━━━ MATERIAL SUPPLIED

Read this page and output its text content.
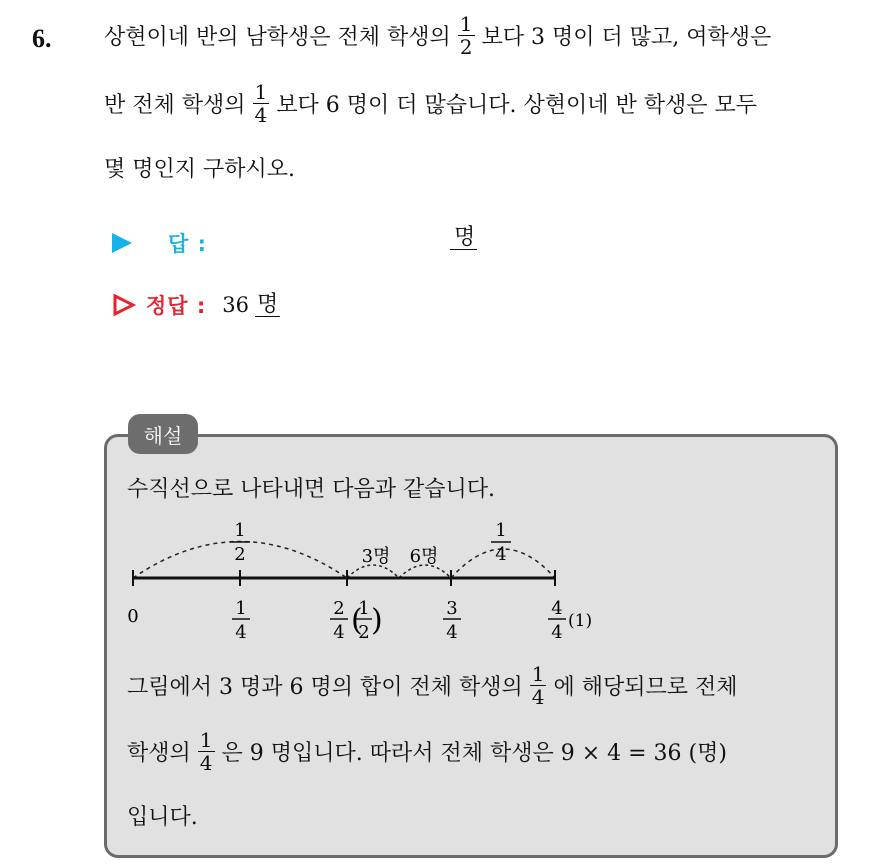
6. 상현이네 반의 남학생은 전체 학생의 $\frac{1}{2}$ 보다 3 명이 더 많고, 여학생은
반 전체 학생의 $\frac{1}{4}$ 보다 6 명이 더 많습니다. 상현이네 반 학생은 모두
몇 명인지 구하시오.
답 :	명
정답 : 36 명
해설
수직선으로 나타내면 다음과 같습니다.
1
2	3명 6명
1
4
0	1
4
2
4 (
1
2 )	3
4
4
4
(1)
그림에서 3 명과 6 명의 합이 전체 학생의 $\frac{1}{4}$ 에 해당되므로 전체
학생의 $\frac{1}{4}$ 은 9 명입니다. 따라서 전체 학생은 9 × 4 = 36 (명)
입니다.
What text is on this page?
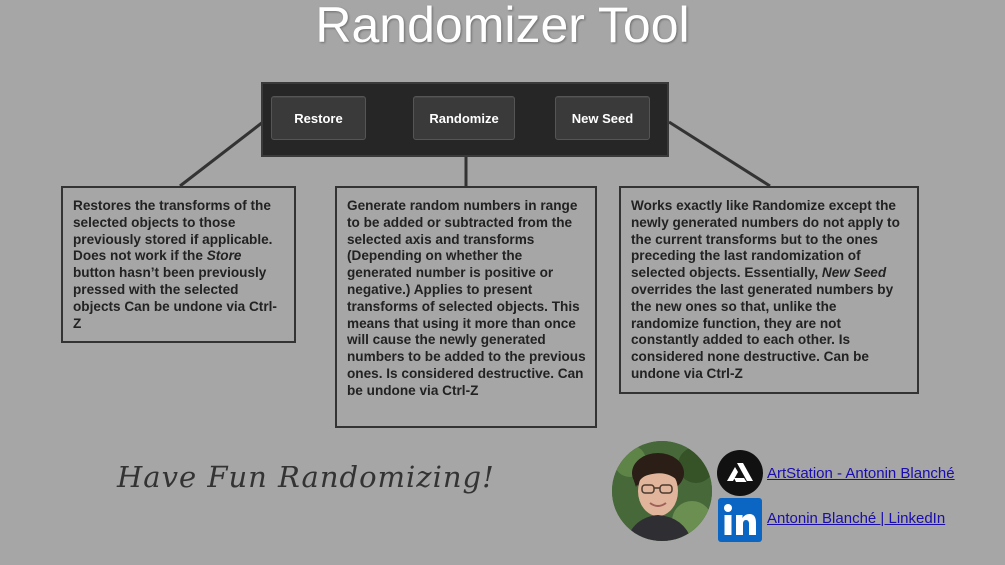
Randomizer Tool
Restore	Randomize	New Seed
Restores the transforms of the selected objects to those previously stored if applicable. Does not work if the Store button hasn’t been previously pressed with the selected objects Can be undone via Ctrl-Z
Generate random numbers in range to be added or subtracted from the selected axis and transforms (Depending on whether the generated number is positive or negative.) Applies to present transforms of selected objects. This means that using it more than once will cause the newly generated numbers to be added to the previous ones. Is considered destructive. Can be undone via Ctrl-Z
Works exactly like Randomize except the newly generated numbers do not apply to the current transforms but to the ones preceding the last randomization of selected objects. Essentially, New Seed overrides the last generated numbers by the new ones so that, unlike the randomize function, they are not constantly added to each other. Is considered none destructive. Can be undone via Ctrl-Z
Have Fun Randomizing!	ArtStation - Antonin Blanché
Antonin Blanché | LinkedIn
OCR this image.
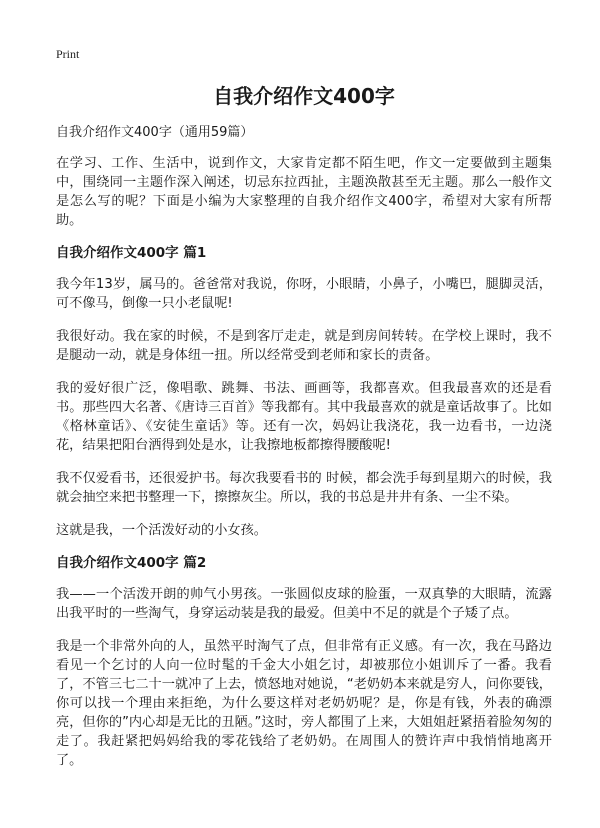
Print
自我介绍作文400字
自我介绍作文400字（通用59篇）

在学习、工作、生活中，说到作文，大家肯定都不陌生吧，作文一定要做到主题集中，围绕同一主题作深入阐述，切忌东拉西扯，主题涣散甚至无主题。那么一般作文是怎么写的呢？下面是小编为大家整理的自我介绍作文400字，希望对大家有所帮助。

自我介绍作文400字 篇1

我今年13岁，属马的。爸爸常对我说，你呀，小眼睛，小鼻子，小嘴巴，腿脚灵活，可不像马，倒像一只小老鼠呢!

我很好动。我在家的时候，不是到客厅走走，就是到房间转转。在学校上课时，我不是腿动一动，就是身体纽一扭。所以经常受到老师和家长的责备。

我的爱好很广泛，像唱歌、跳舞、书法、画画等，我都喜欢。但我最喜欢的还是看书。那些四大名著、《唐诗三百首》等我都有。其中我最喜欢的就是童话故事了。比如《格林童话》、《安徒生童话》等。还有一次，妈妈让我浇花，我一边看书，一边浇花，结果把阳台洒得到处是水，让我擦地板都擦得腰酸呢!

我不仅爱看书，还很爱护书。每次我要看书的 时候，都会洗手每到星期六的时候，我就会抽空来把书整理一下，擦擦灰尘。所以，我的书总是井井有条、一尘不染。

这就是我，一个活泼好动的小女孩。

自我介绍作文400字 篇2

我——一个活泼开朗的帅气小男孩。一张圆似皮球的脸蛋，一双真挚的大眼睛，流露出我平时的一些淘气，身穿运动装是我的最爱。但美中不足的就是个子矮了点。

我是一个非常外向的人，虽然平时淘气了点，但非常有正义感。有一次，我在马路边看见一个乞讨的人向一位时髦的千金大小姐乞讨，却被那位小姐训斥了一番。我看了，不管三七二十一就冲了上去，愤怒地对她说，“老奶奶本来就是穷人，问你要钱，你可以找一个理由来拒绝，为什么要这样对老奶奶呢？是，你是有钱，外表的确漂亮，但你的”内心却是无比的丑陋。”这时，旁人都围了上来，大姐姐赶紧捂着脸匆匆的走了。我赶紧把妈妈给我的零花钱给了老奶奶。在周围人的赞许声中我悄悄地离开了。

━━━━━━

* [DIRECTIVE]: What is the number of lines in the data above that include the word "page"? Answer with that number only.

* [IN RESPONSE]: 2